# WHAT IS EXPECTED
Each entry must appear again exactly as it does in the source.

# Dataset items
━━━━━━━━━━━━━━━━━━━━

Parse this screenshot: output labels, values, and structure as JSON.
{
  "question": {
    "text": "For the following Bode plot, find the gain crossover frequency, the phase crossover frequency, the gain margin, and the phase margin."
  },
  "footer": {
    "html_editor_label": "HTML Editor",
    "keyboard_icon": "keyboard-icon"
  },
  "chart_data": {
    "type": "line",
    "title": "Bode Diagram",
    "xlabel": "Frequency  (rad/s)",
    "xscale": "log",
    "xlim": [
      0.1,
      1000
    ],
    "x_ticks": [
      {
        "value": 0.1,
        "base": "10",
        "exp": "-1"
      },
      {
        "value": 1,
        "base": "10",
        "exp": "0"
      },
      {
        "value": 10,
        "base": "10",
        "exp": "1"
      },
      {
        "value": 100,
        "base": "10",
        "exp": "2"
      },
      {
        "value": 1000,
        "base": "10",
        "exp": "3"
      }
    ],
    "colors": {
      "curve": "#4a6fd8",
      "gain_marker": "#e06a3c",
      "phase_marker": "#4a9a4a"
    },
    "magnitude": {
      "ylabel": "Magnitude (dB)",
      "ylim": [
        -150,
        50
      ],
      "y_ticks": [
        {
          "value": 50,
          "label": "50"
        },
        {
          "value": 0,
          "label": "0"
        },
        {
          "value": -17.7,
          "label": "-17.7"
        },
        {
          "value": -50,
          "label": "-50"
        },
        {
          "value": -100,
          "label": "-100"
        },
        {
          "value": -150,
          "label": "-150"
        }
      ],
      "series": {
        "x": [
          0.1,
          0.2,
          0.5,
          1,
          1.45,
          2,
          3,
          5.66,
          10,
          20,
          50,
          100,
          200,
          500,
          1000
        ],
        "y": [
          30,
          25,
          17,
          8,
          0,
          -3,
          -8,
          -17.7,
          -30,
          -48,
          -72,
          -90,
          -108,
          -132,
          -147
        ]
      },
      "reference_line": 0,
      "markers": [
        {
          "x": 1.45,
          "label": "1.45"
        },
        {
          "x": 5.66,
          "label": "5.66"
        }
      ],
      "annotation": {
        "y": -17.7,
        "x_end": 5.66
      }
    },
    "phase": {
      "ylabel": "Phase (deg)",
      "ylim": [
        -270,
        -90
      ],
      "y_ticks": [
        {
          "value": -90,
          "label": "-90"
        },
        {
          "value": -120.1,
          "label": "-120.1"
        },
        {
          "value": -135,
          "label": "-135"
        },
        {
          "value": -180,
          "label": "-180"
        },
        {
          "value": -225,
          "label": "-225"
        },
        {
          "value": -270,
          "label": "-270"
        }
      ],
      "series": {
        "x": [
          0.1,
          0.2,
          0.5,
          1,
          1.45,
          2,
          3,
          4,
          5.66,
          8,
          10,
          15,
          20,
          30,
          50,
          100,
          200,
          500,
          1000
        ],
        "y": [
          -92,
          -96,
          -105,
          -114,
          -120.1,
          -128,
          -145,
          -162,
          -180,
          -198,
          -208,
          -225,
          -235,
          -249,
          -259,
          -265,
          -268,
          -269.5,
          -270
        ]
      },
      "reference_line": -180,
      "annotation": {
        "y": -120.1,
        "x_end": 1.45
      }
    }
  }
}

━━━━━━━━━━━━━━━━━━━━

# THE REPLY
Parse this screenshot: output labels, values, and structure as JSON.
{
  "question": {
    "text": "For the following Bode plot, find the gain crossover frequency, the phase crossover frequency, the gain margin, and the phase margin."
  },
  "footer": {
    "html_editor_label": "HTML Editor",
    "keyboard_icon": "keyboard-icon"
  },
  "chart_data": {
    "type": "line",
    "title": "Bode Diagram",
    "xlabel": "Frequency  (rad/s)",
    "xscale": "log",
    "xlim": [
      0.1,
      1000
    ],
    "x_ticks": [
      {
        "value": 0.1,
        "base": "10",
        "exp": "-1"
      },
      {
        "value": 1,
        "base": "10",
        "exp": "0"
      },
      {
        "value": 10,
        "base": "10",
        "exp": "1"
      },
      {
        "value": 100,
        "base": "10",
        "exp": "2"
      },
      {
        "value": 1000,
        "base": "10",
        "exp": "3"
      }
    ],
    "colors": {
      "curve": "#4a6fd8",
      "gain_marker": "#e06a3c",
      "phase_marker": "#4a9a4a"
    },
    "magnitude": {
      "ylabel": "Magnitude (dB)",
      "ylim": [
        -150,
        50
      ],
      "y_ticks": [
        {
          "value": 50,
          "label": "50"
        },
        {
          "value": 0,
          "label": "0"
        },
        {
          "value": -17.7,
          "label": "-17.7"
        },
        {
          "value": -50,
          "label": "-50"
        },
        {
          "value": -100,
          "label": "-100"
        },
        {
          "value": -150,
          "label": "-150"
        }
      ],
      "series": {
        "x": [
          0.1,
          0.2,
          0.5,
          1,
          1.45,
          2,
          3,
          5.66,
          10,
          20,
          50,
          100,
          200,
          500,
          1000
        ],
        "y": [
          30,
          25,
          17,
          8,
          0,
          -3,
          -8,
          -17.7,
          -30,
          -48,
          -72,
          -90,
          -108,
          -132,
          -147
        ]
      },
      "reference_line": 0,
      "markers": [
        {
          "x": 1.45,
          "label": "1.45"
        },
        {
          "x": 5.66,
          "label": "5.66"
        }
      ],
      "annotation": {
        "y": -17.7,
        "x_end": 5.66
      }
    },
    "phase": {
      "ylabel": "Phase (deg)",
      "ylim": [
        -270,
        -90
      ],
      "y_ticks": [
        {
          "value": -90,
          "label": "-90"
        },
        {
          "value": -120.1,
          "label": "-120.1"
        },
        {
          "value": -135,
          "label": "-135"
        },
        {
          "value": -180,
          "label": "-180"
        },
        {
          "value": -225,
          "label": "-225"
        },
        {
          "value": -270,
          "label": "-270"
        }
      ],
      "series": {
        "x": [
          0.1,
          0.2,
          0.5,
          1,
          1.45,
          2,
          3,
          4,
          5.66,
          8,
          10,
          15,
          20,
          30,
          50,
          100,
          200,
          500,
          1000
        ],
        "y": [
          -92,
          -96,
          -105,
          -114,
          -120.1,
          -128,
          -145,
          -162,
          -180,
          -198,
          -208,
          -225,
          -235,
          -249,
          -259,
          -265,
          -268,
          -269.5,
          -270
        ]
      },
      "reference_line": -180,
      "annotation": {
        "y": -120.1,
        "x_end": 1.45
      }
    }
  }
}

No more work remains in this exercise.